Extracted data entries:
_ _ _

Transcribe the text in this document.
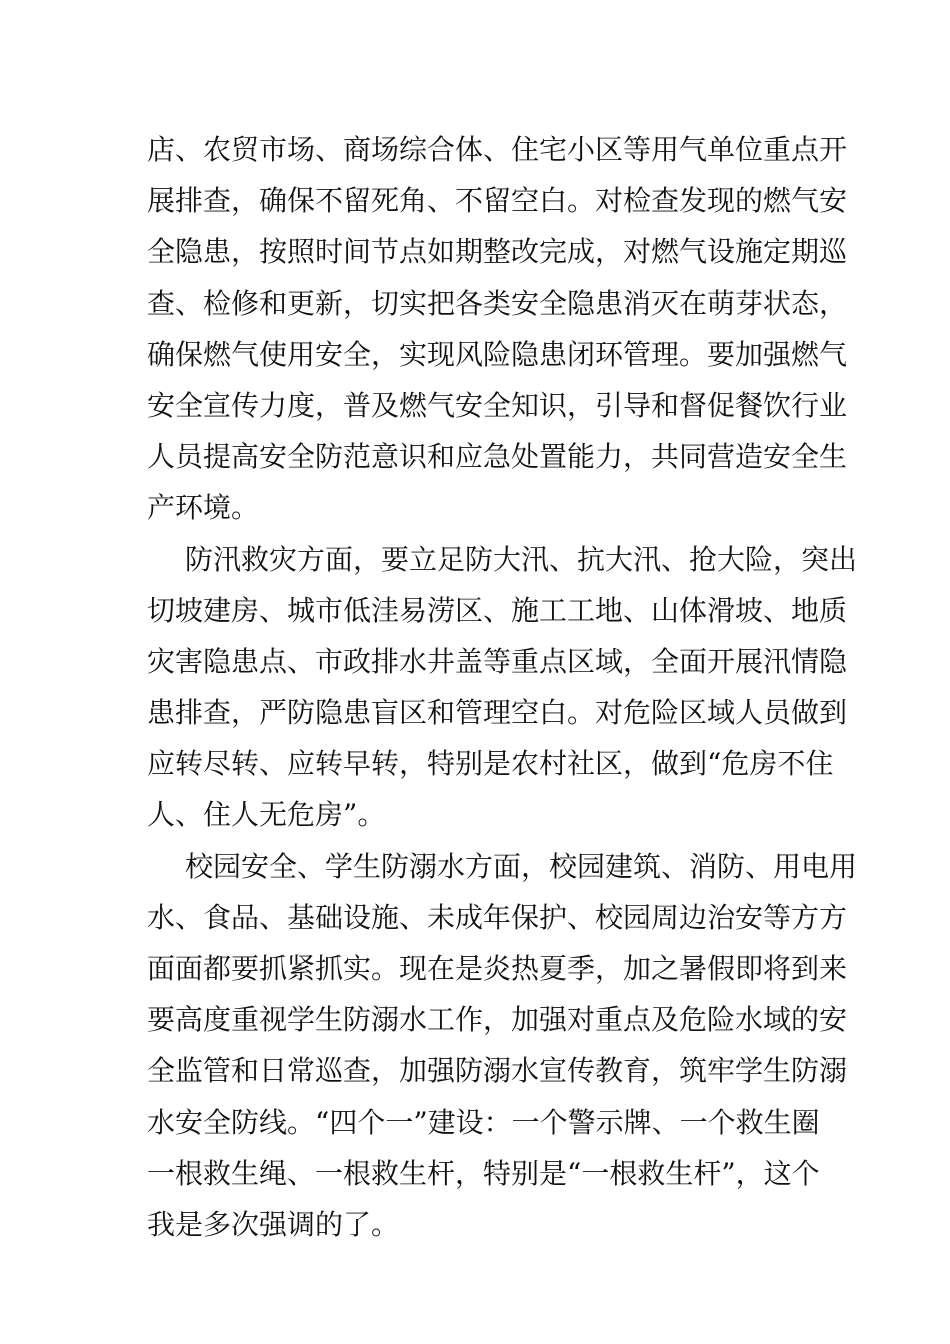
店、农贸市场、商场综合体、住宅小区等用气单位重点开
展排查，确保不留死角、不留空白。对检查发现的燃气安
全隐患，按照时间节点如期整改完成，对燃气设施定期巡
查、检修和更新，切实把各类安全隐患消灭在萌芽状态，
确保燃气使用安全，实现风险隐患闭环管理。要加强燃气
安全宣传力度，普及燃气安全知识，引导和督促餐饮行业
人员提高安全防范意识和应急处置能力，共同营造安全生
产环境。
防汛救灾方面，要立足防大汛、抗大汛、抢大险，突出
切坡建房、城市低洼易涝区、施工工地、山体滑坡、地质
灾害隐患点、市政排水井盖等重点区域，全面开展汛情隐
患排查，严防隐患盲区和管理空白。对危险区域人员做到
应转尽转、应转早转，特别是农村社区，做到“危房不住
人、住人无危房”。
校园安全、学生防溺水方面，校园建筑、消防、用电用
水、食品、基础设施、未成年保护、校园周边治安等方方
面面都要抓紧抓实。现在是炎热夏季，加之暑假即将到来
要高度重视学生防溺水工作，加强对重点及危险水域的安
全监管和日常巡查，加强防溺水宣传教育，筑牢学生防溺
水安全防线。“四个一”建设：一个警示牌、一个救生圈
一根救生绳、一根救生杆，特别是“一根救生杆”，这个
我是多次强调的了。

_ _ _

Leave out the pictures and transcribe everything else exactly.

WRITTEN SOLUTION:
Transcribe the text in this document.
店、农贸市场、商场综合体、住宅小区等用气单位重点开
展排查，确保不留死角、不留空白。对检查发现的燃气安
全隐患，按照时间节点如期整改完成，对燃气设施定期巡
查、检修和更新，切实把各类安全隐患消灭在萌芽状态，
确保燃气使用安全，实现风险隐患闭环管理。要加强燃气
安全宣传力度，普及燃气安全知识，引导和督促餐饮行业
人员提高安全防范意识和应急处置能力，共同营造安全生
产环境。
防汛救灾方面，要立足防大汛、抗大汛、抢大险，突出
切坡建房、城市低洼易涝区、施工工地、山体滑坡、地质
灾害隐患点、市政排水井盖等重点区域，全面开展汛情隐
患排查，严防隐患盲区和管理空白。对危险区域人员做到
应转尽转、应转早转，特别是农村社区，做到“危房不住
人、住人无危房”。
校园安全、学生防溺水方面，校园建筑、消防、用电用
水、食品、基础设施、未成年保护、校园周边治安等方方
面面都要抓紧抓实。现在是炎热夏季，加之暑假即将到来
要高度重视学生防溺水工作，加强对重点及危险水域的安
全监管和日常巡查，加强防溺水宣传教育，筑牢学生防溺
水安全防线。“四个一”建设：一个警示牌、一个救生圈
一根救生绳、一根救生杆，特别是“一根救生杆”，这个
我是多次强调的了。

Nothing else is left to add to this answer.